### Provided records:
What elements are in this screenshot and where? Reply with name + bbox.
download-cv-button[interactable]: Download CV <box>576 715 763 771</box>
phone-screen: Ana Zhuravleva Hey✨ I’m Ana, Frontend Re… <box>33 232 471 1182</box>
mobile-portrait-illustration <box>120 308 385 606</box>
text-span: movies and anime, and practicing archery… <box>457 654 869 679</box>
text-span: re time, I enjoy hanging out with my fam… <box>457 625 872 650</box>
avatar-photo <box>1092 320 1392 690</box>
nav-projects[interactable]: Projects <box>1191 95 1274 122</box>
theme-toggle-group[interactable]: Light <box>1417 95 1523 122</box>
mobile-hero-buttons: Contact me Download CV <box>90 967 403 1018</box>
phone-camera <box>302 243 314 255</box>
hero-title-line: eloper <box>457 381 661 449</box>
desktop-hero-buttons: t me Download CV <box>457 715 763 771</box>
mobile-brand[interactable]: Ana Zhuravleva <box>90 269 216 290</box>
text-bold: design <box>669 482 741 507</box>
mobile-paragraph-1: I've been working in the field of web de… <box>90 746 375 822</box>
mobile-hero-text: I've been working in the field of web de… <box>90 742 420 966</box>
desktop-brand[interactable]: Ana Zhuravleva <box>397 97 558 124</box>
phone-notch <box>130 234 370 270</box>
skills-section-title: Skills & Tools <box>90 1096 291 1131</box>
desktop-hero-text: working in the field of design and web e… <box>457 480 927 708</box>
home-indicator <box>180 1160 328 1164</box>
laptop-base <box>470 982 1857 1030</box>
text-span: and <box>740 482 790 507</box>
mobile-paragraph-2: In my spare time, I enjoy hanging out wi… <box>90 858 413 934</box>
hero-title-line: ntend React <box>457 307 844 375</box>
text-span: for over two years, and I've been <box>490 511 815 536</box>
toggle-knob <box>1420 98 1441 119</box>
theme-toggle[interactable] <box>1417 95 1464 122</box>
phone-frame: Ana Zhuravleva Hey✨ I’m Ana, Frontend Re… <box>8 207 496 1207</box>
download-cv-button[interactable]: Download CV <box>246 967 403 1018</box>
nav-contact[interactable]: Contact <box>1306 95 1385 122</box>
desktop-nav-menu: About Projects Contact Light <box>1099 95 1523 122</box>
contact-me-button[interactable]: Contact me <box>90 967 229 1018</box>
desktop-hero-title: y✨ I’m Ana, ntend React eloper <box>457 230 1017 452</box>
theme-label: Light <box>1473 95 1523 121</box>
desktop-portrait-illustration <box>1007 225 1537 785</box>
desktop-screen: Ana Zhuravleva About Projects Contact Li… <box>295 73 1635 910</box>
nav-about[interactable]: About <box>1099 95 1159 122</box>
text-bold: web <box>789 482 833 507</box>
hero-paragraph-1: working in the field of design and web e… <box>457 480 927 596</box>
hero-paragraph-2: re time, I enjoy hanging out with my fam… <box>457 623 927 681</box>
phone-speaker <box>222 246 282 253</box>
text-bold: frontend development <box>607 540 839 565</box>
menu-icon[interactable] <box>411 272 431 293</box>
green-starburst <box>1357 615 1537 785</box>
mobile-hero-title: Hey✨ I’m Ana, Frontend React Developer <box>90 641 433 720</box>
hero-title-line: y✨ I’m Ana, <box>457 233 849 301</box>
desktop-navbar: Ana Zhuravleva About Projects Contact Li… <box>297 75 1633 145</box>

### Given exercise:
Reproduce the listing above line for line, leaving every character as it appears.

### Task result:
What elements are in this screenshot and where? Reply with name + bbox.
download-cv-button[interactable]: Download CV <box>576 715 763 771</box>
phone-screen: Ana Zhuravleva Hey✨ I’m Ana, Frontend Re… <box>33 232 471 1182</box>
mobile-portrait-illustration <box>120 308 385 606</box>
text-span: movies and anime, and practicing archery… <box>457 654 869 679</box>
text-span: re time, I enjoy hanging out with my fam… <box>457 625 872 650</box>
avatar-photo <box>1092 320 1392 690</box>
nav-projects[interactable]: Projects <box>1191 95 1274 122</box>
theme-toggle-group[interactable]: Light <box>1417 95 1523 122</box>
mobile-hero-buttons: Contact me Download CV <box>90 967 403 1018</box>
phone-camera <box>302 243 314 255</box>
hero-title-line: eloper <box>457 381 661 449</box>
desktop-hero-buttons: t me Download CV <box>457 715 763 771</box>
mobile-brand[interactable]: Ana Zhuravleva <box>90 269 216 290</box>
text-bold: design <box>669 482 741 507</box>
mobile-paragraph-1: I've been working in the field of web de… <box>90 746 375 822</box>
mobile-hero-text: I've been working in the field of web de… <box>90 742 420 966</box>
desktop-brand[interactable]: Ana Zhuravleva <box>397 97 558 124</box>
phone-notch <box>130 234 370 270</box>
skills-section-title: Skills & Tools <box>90 1096 291 1131</box>
desktop-hero-text: working in the field of design and web e… <box>457 480 927 708</box>
home-indicator <box>180 1160 328 1164</box>
laptop-base <box>470 982 1857 1030</box>
text-span: and <box>740 482 790 507</box>
mobile-paragraph-2: In my spare time, I enjoy hanging out wi… <box>90 858 413 934</box>
hero-title-line: ntend React <box>457 307 844 375</box>
text-span: for over two years, and I've been <box>490 511 815 536</box>
toggle-knob <box>1420 98 1441 119</box>
theme-toggle[interactable] <box>1417 95 1464 122</box>
phone-frame: Ana Zhuravleva Hey✨ I’m Ana, Frontend Re… <box>8 207 496 1207</box>
download-cv-button[interactable]: Download CV <box>246 967 403 1018</box>
nav-contact[interactable]: Contact <box>1306 95 1385 122</box>
desktop-nav-menu: About Projects Contact Light <box>1099 95 1523 122</box>
contact-me-button[interactable]: Contact me <box>90 967 229 1018</box>
desktop-hero-title: y✨ I’m Ana, ntend React eloper <box>457 230 1017 452</box>
theme-label: Light <box>1473 95 1523 121</box>
desktop-portrait-illustration <box>1007 225 1537 785</box>
desktop-screen: Ana Zhuravleva About Projects Contact Li… <box>295 73 1635 910</box>
nav-about[interactable]: About <box>1099 95 1159 122</box>
text-bold: web <box>789 482 833 507</box>
hero-paragraph-1: working in the field of design and web e… <box>457 480 927 596</box>
hero-paragraph-2: re time, I enjoy hanging out with my fam… <box>457 623 927 681</box>
phone-speaker <box>222 246 282 253</box>
text-bold: frontend development <box>607 540 839 565</box>
menu-icon[interactable] <box>411 272 431 293</box>
green-starburst <box>1357 615 1537 785</box>
mobile-hero-title: Hey✨ I’m Ana, Frontend React Developer <box>90 641 433 720</box>
hero-title-line: y✨ I’m Ana, <box>457 233 849 301</box>
desktop-navbar: Ana Zhuravleva About Projects Contact Li… <box>297 75 1633 145</box>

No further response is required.